Stored records
— Start —
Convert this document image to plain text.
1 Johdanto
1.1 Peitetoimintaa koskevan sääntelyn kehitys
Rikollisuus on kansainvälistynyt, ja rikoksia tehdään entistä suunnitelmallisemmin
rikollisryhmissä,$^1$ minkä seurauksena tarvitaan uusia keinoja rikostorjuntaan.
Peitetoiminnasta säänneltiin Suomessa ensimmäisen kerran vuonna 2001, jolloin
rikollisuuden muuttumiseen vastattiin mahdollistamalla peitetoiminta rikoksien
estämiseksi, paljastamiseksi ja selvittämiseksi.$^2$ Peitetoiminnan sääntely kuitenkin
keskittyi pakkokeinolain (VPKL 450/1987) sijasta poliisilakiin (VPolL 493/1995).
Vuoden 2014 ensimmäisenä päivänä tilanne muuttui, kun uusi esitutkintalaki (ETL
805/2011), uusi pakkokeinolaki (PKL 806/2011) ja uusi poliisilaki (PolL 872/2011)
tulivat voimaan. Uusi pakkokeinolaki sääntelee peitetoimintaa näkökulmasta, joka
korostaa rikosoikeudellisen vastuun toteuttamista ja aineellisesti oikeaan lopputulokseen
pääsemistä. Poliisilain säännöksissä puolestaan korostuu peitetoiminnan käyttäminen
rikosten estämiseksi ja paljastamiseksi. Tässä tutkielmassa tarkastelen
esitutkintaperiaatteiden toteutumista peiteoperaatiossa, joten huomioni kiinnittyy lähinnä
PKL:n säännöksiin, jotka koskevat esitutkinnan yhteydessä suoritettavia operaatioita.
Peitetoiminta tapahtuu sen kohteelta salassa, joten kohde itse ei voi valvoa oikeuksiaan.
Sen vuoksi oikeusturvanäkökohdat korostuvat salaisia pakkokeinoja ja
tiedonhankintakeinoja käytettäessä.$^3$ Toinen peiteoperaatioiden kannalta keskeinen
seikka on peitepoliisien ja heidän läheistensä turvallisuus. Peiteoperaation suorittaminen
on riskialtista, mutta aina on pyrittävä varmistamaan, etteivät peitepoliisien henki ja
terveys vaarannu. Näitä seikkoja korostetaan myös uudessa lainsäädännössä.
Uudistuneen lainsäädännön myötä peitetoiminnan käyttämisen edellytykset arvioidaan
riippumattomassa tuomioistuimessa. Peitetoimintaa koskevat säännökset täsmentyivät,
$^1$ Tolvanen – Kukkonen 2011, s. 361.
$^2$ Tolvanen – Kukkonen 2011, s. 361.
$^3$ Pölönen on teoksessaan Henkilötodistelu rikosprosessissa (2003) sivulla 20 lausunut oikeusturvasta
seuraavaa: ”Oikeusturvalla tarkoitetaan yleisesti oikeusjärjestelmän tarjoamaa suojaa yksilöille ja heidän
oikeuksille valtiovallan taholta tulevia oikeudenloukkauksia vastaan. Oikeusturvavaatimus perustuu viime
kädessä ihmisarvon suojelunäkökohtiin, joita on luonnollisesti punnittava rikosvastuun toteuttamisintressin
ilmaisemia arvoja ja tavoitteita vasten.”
— End —
▸ GIVEN PROBLEM
Output the complete data exactly as written.

▸ TASK RESULT
Convert this document image to plain text.
1 Johdanto
1.1 Peitetoimintaa koskevan sääntelyn kehitys
Rikollisuus on kansainvälistynyt, ja rikoksia tehdään entistä suunnitelmallisemmin
rikollisryhmissä,$^1$ minkä seurauksena tarvitaan uusia keinoja rikostorjuntaan.
Peitetoiminnasta säänneltiin Suomessa ensimmäisen kerran vuonna 2001, jolloin
rikollisuuden muuttumiseen vastattiin mahdollistamalla peitetoiminta rikoksien
estämiseksi, paljastamiseksi ja selvittämiseksi.$^2$ Peitetoiminnan sääntely kuitenkin
keskittyi pakkokeinolain (VPKL 450/1987) sijasta poliisilakiin (VPolL 493/1995).
Vuoden 2014 ensimmäisenä päivänä tilanne muuttui, kun uusi esitutkintalaki (ETL
805/2011), uusi pakkokeinolaki (PKL 806/2011) ja uusi poliisilaki (PolL 872/2011)
tulivat voimaan. Uusi pakkokeinolaki sääntelee peitetoimintaa näkökulmasta, joka
korostaa rikosoikeudellisen vastuun toteuttamista ja aineellisesti oikeaan lopputulokseen
pääsemistä. Poliisilain säännöksissä puolestaan korostuu peitetoiminnan käyttäminen
rikosten estämiseksi ja paljastamiseksi. Tässä tutkielmassa tarkastelen
esitutkintaperiaatteiden toteutumista peiteoperaatiossa, joten huomioni kiinnittyy lähinnä
PKL:n säännöksiin, jotka koskevat esitutkinnan yhteydessä suoritettavia operaatioita.
Peitetoiminta tapahtuu sen kohteelta salassa, joten kohde itse ei voi valvoa oikeuksiaan.
Sen vuoksi oikeusturvanäkökohdat korostuvat salaisia pakkokeinoja ja
tiedonhankintakeinoja käytettäessä.$^3$ Toinen peiteoperaatioiden kannalta keskeinen
seikka on peitepoliisien ja heidän läheistensä turvallisuus. Peiteoperaation suorittaminen
on riskialtista, mutta aina on pyrittävä varmistamaan, etteivät peitepoliisien henki ja
terveys vaarannu. Näitä seikkoja korostetaan myös uudessa lainsäädännössä.
Uudistuneen lainsäädännön myötä peitetoiminnan käyttämisen edellytykset arvioidaan
riippumattomassa tuomioistuimessa. Peitetoimintaa koskevat säännökset täsmentyivät,
$^1$ Tolvanen – Kukkonen 2011, s. 361.
$^2$ Tolvanen – Kukkonen 2011, s. 361.
$^3$ Pölönen on teoksessaan Henkilötodistelu rikosprosessissa (2003) sivulla 20 lausunut oikeusturvasta
seuraavaa: ”Oikeusturvalla tarkoitetaan yleisesti oikeusjärjestelmän tarjoamaa suojaa yksilöille ja heidän
oikeuksille valtiovallan taholta tulevia oikeudenloukkauksia vastaan. Oikeusturvavaatimus perustuu viime
kädessä ihmisarvon suojelunäkökohtiin, joita on luonnollisesti punnittava rikosvastuun toteuttamisintressin
ilmaisemia arvoja ja tavoitteita vasten.”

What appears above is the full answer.